Please copy every line of the records below that holds the word "第二十九条".

■ Data excerpts:
****************************************
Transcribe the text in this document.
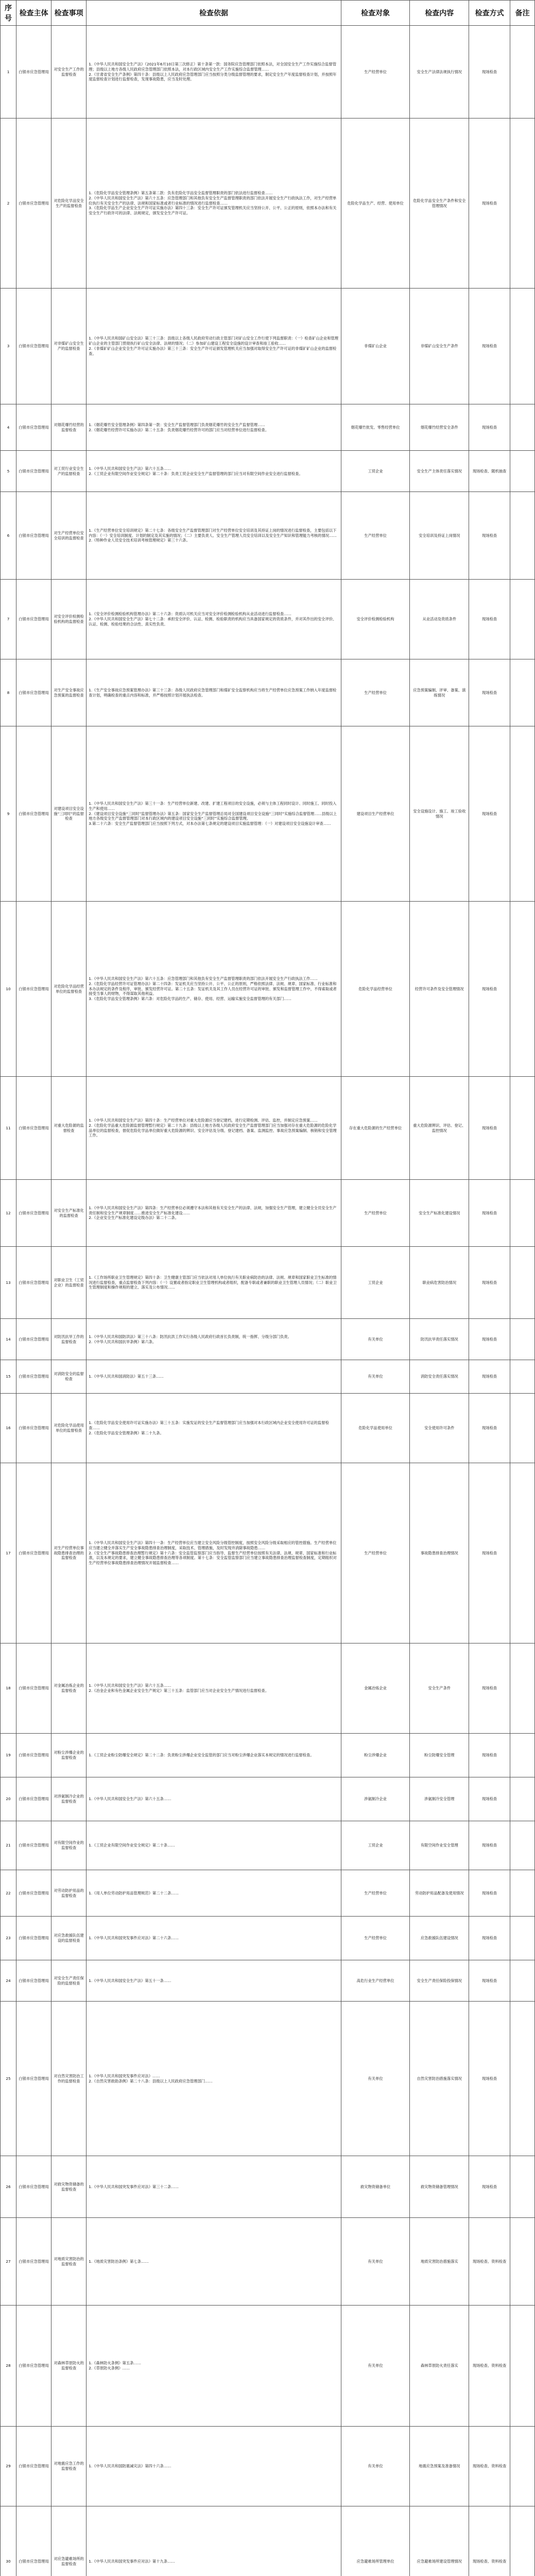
序号	检查主体	检查事项	检查依据	检查对象	检查内容	检查方式	备注
1	白银市应急管理局	对安全生产工作的监督检查	1.《中华人民共和国安全生产法》（2021年6月10日第三次修正）第十条第一款：国务院应急管理部门依照本法，对全国安全生产工作实施综合监督管理；县级以上地方各级人民政府应急管理部门依照本法，对本行政区域内安全生产工作实施综合监督管理……
2.《甘肃省安全生产条例》第四十条：县级以上人民政府应急管理部门应当按照分类分级监督管理的要求，制定安全生产年度监督检查计划，并按照年度监督检查计划进行监督检查，发现事故隐患，应当及时处理。	生产经营单位	安全生产法律法规执行情况	现场检查	
2	白银市应急管理局	对危险化学品安全生产的监督检查	1.《危险化学品安全管理条例》第五条第二款：负有危险化学品安全监督管理职责的部门依法进行监督检查……
2.《中华人民共和国安全生产法》第六十五条：应急管理部门和其他负有安全生产监督管理职责的部门依法开展安全生产行政执法工作，对生产经营单位执行有关安全生产的法律、法规和国家标准或者行业标准的情况进行监督检查……
3.《危险化学品生产企业安全生产许可证实施办法》第四十三条：安全生产许可证颁发管理机关应当坚持公开、公平、公正的原则，依照本办法和有关安全生产行政许可的法律、法规规定，颁发安全生产许可证。	危险化学品生产、经营、使用单位	危险化学品安全生产条件和安全管理情况	现场检查	
3	白银市应急管理局	对非煤矿山安全生产的监督检查	1.《中华人民共和国矿山安全法》第三十三条：县级以上各级人民政府劳动行政主管部门对矿山安全工作行使下列监督职责：（一）检查矿山企业和管理矿山企业的主管部门贯彻执行矿山安全法律、法规的情况；（二）参加矿山建设工程安全设施的设计审查和竣工验收……
2.《非煤矿矿山企业安全生产许可证实施办法》第三十三条：安全生产许可证颁发管理机关应当加强对取得安全生产许可证的非煤矿矿山企业的监督检查。	非煤矿山企业	非煤矿山安全生产条件	现场检查	
4	白银市应急管理局	对烟花爆竹经营的监督检查	1.《烟花爆竹安全管理条例》第四条第一款：安全生产监督管理部门负责烟花爆竹的安全生产监督管理……
2.《烟花爆竹经营许可实施办法》第二十五条：负责烟花爆竹经营许可的部门应当对经营单位进行监督检查。	烟花爆竹批发、零售经营单位	烟花爆竹经营安全条件	现场检查	
5	白银市应急管理局	对工贸行业安全生产的监督检查	1.《中华人民共和国安全生产法》第六十五条……
2.《工贸企业有限空间作业安全规定》第二十条：负责工贸企业安全生产监督管理的部门应当对有限空间作业安全进行监督检查。	工贸企业	安全生产主体责任落实情况	现场检查、随机抽查	
6	白银市应急管理局	对生产经营单位安全培训的监督检查	1.《生产经营单位安全培训规定》第二十七条：各级安全生产监督管理部门对生产经营单位安全培训及其持证上岗的情况进行监督检查，主要包括以下内容：（一）安全培训制度、计划的制定及其实施的情况；（二）主要负责人、安全生产管理人员安全培训以及安全生产知识和管理能力考核的情况……
2.《特种作业人员安全技术培训考核管理规定》第三十六条。	生产经营单位	安全培训及持证上岗情况	现场检查	
7	白银市应急管理局	对安全评价检测检验机构的监督检查	1.《安全评价检测检验机构管理办法》第二十六条：资质认可机关应当对安全评价检测检验机构从业活动进行监督检查……
2.《中华人民共和国安全生产法》第七十二条：承担安全评价、认证、检测、检验职责的机构应当具备国家规定的资质条件，并对其作出的安全评价、认证、检测、检验结果的合法性、真实性负责。	安全评价检测检验机构	从业活动及资质条件	现场检查	
8	白银市应急管理局	对生产安全事故应急预案的监督检查	1.《生产安全事故应急预案管理办法》第三十三条：各级人民政府应急管理部门和煤矿安全监察机构应当将生产经营单位应急预案工作纳入年度监督检查计划，明确检查的重点内容和标准，并严格按照计划开展执法检查。	生产经营单位	应急预案编制、评审、备案、演练情况	现场检查	
9	白银市应急管理局	对建设项目安全设施“三同时”的监督检查	1.《中华人民共和国安全生产法》第三十一条：生产经营单位新建、改建、扩建工程项目的安全设施，必须与主体工程同时设计、同时施工、同时投入生产和使用……
2.《建设项目安全设施“三同时”监督管理办法》第五条：国家安全生产监督管理总局对全国建设项目安全设施“三同时”实施综合监督管理……县级以上地方各级安全生产监督管理部门对本行政区域内的建设项目安全设施“三同时”实施综合监督管理。
3.第二十六条：安全生产监督管理部门应当按照下列方式，对本办法第七条规定的建设项目实施监督管理：（一）对建设项目安全设施设计审查……	建设项目生产经营单位	安全设施设计、施工、竣工验收情况	现场检查	
10	白银市应急管理局	对危险化学品经营单位的监督检查	1.《中华人民共和国安全生产法》第六十五条：应急管理部门和其他负有安全生产监督管理职责的部门依法开展安全生产行政执法工作……
2.《危险化学品经营许可证管理办法》第二十四条：发证机关应当坚持公开、公平、公正的原则，严格依照法律、法规、规章、国家标准、行业标准和本办法规定的条件及程序，审批、颁发经营许可证。第二十五条：发证机关及其工作人员在经营许可证的审批、颁发和监督管理工作中，不得索取或者接受当事人的财物，不得谋取其他利益。
3.《危险化学品安全管理条例》第六条：对危险化学品的生产、储存、使用、经营、运输实施安全监督管理的有关部门……	危险化学品经营单位	经营许可条件及安全管理情况	现场检查	
11	白银市应急管理局	对重大危险源的监督检查	1.《中华人民共和国安全生产法》第四十条：生产经营单位对重大危险源应当登记建档，进行定期检测、评估、监控，并制定应急预案……
2.《危险化学品重大危险源监督管理暂行规定》第二十九条：县级以上地方各级人民政府安全生产监督管理部门应当加强对存在重大危险源的危险化学品单位的监督检查，督促危险化学品单位做好重大危险源的辨识、安全评估及分级、登记建档、备案、监测监控、事故应急预案编制、核销和安全管理工作。	存在重大危险源的生产经营单位	重大危险源辨识、评估、登记、监控情况	现场检查	
12	白银市应急管理局	对安全生产标准化的监督检查	1.《中华人民共和国安全生产法》第四条：生产经营单位必须遵守本法和其他有关安全生产的法律、法规，加强安全生产管理，建立健全全员安全生产责任制和安全生产规章制度……推进安全生产标准化建设……
2.《企业安全生产标准化建设定级办法》第二十二条。	生产经营单位	安全生产标准化建设情况	现场检查	
13	白银市应急管理局	对职业卫生（工贸企业）的监督检查	1.《工作场所职业卫生管理规定》第四十条：卫生健康主管部门应当依法对用人单位执行有关职业病防治的法律、法规、规章和国家职业卫生标准的情况进行监督检查，重点监督检查下列内容：（一）设置或者指定职业卫生管理机构或者组织，配备专职或者兼职的职业卫生管理人员情况；（二）职业卫生管理制度和操作规程的建立、落实及公布情况……	工贸企业	职业病危害防治情况	现场检查	
14	白银市应急管理局	对防汛抗旱工作的监督检查	1.《中华人民共和国防洪法》第三十八条：防汛抗洪工作实行各级人民政府行政首长负责制，统一指挥、分级分部门负责。
2.《中华人民共和国抗旱条例》第六条。	有关单位	防汛抗旱责任落实情况	现场检查	
15	白银市应急管理局	对消防安全的监督检查	1.《中华人民共和国消防法》第五十三条……	有关单位	消防安全责任落实情况	现场检查	
16	白银市应急管理局	对危险化学品使用单位的监督检查	1.《危险化学品安全使用许可证实施办法》第三十五条：实施发证的安全生产监督管理部门应当加强对本行政区域内企业安全使用许可证的监督检查……
2.《危险化学品安全管理条例》第二十九条。	危险化学品使用单位	安全使用许可条件	现场检查	
17	白银市应急管理局	对生产经营单位事故隐患排查治理的监督检查	1.《中华人民共和国安全生产法》第四十一条：生产经营单位应当建立安全风险分级管控制度，按照安全风险分级采取相应的管控措施。生产经营单位应当建立健全并落实生产安全事故隐患排查治理制度，采取技术、管理措施，及时发现并消除事故隐患……
2.《安全生产事故隐患排查治理暂行规定》第十六条：安全监管监察部门应当指导、监督生产经营单位按照有关法律、法规、规章、国家标准和行业标准，以及本规定的要求，建立健全事故隐患排查治理等各项制度。第十七条：安全监管监察部门应当建立事故隐患排查治理监督检查制度，定期组织对生产经营单位事故隐患排查治理情况开展监督检查……	生产经营单位	事故隐患排查治理情况	现场检查	
18	白银市应急管理局	对金属冶炼企业的监督检查	1.《中华人民共和国安全生产法》第六十五条……
2.《冶金企业和有色金属企业安全生产规定》第三十五条：监管部门应当对企业安全生产情况进行监督检查。	金属冶炼企业	安全生产条件	现场检查	
19	白银市应急管理局	对粉尘涉爆企业的监督检查	1.《工贸企业粉尘防爆安全规定》第二十二条：负责粉尘涉爆企业安全监管的部门应当对粉尘涉爆企业落实本规定的情况进行监督检查。	粉尘涉爆企业	粉尘防爆安全管理	现场检查	
20	白银市应急管理局	对涉氨制冷企业的监督检查	1.《中华人民共和国安全生产法》第六十五条……	涉氨制冷企业	涉氨制冷安全管理	现场检查	
21	白银市应急管理局	对有限空间作业的监督检查	1.《工贸企业有限空间作业安全规定》第二十条……	工贸企业	有限空间作业安全管理	现场检查	
22	白银市应急管理局	对劳动防护用品的监督检查	1.《用人单位劳动防护用品管理规范》第二十二条……	生产经营单位	劳动防护用品配备及使用情况	现场检查	
23	白银市应急管理局	对应急救援队伍建设的监督检查	1.《中华人民共和国突发事件应对法》第二十六条……	生产经营单位	应急救援队伍建设情况	现场检查	
24	白银市应急管理局	对安全生产责任保险的监督检查	1.《中华人民共和国安全生产法》第五十一条……	高危行业生产经营单位	安全生产责任保险投保情况	现场检查	
25	白银市应急管理局	对自然灾害防治工作的监督检查	1.《中华人民共和国突发事件应对法》……
2.《自然灾害救助条例》第二十八条：县级以上人民政府应急管理部门……	有关单位	自然灾害防治措施落实情况	现场检查	
26	白银市应急管理局	对救灾物资储备的监督检查	1.《中华人民共和国突发事件应对法》第三十二条……	救灾物资储备单位	救灾物资储备管理情况	现场检查	
27	白银市应急管理局	对地质灾害防治的监督检查	1.《地质灾害防治条例》第七条……	有关单位	地质灾害防治措施落实	现场检查、资料检查	
28	白银市应急管理局	对森林草原防火的监督检查	1.《森林防火条例》第五条……
2.《草原防火条例》……	有关单位	森林草原防火责任落实	现场检查、资料检查	
29	白银市应急管理局	对地震应急工作的监督检查	1.《中华人民共和国防震减灾法》第四十六条……	有关单位	地震应急预案及准备情况	现场检查、资料检查	
30	白银市应急管理局	对应急避难场所的监督检查	1.《中华人民共和国突发事件应对法》第十九条……	应急避难场所管理单位	应急避难场所建设管理情况	现场检查、资料检查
****************************************
■ Correct result:
2.《危险化学品重大危险源监督管理暂行规定》第二十九条：县级以上地方各级人民政府安全生产监督管理部门应当加强对存在重大危险源的危险化学品单位的监督检查，督促危险化学品单位做好重大危险源的辨识、安全评估及分级、登记建档、备案、监测监控、事故应急预案编制、核销和安全管理工作。	存在重大危险源的生产经营单位	重大危险源辨识、评估、登记、监控情况	现场检查	
2.《危险化学品安全管理条例》第二十九条。	危险化学品使用单位	安全使用许可条件	现场检查	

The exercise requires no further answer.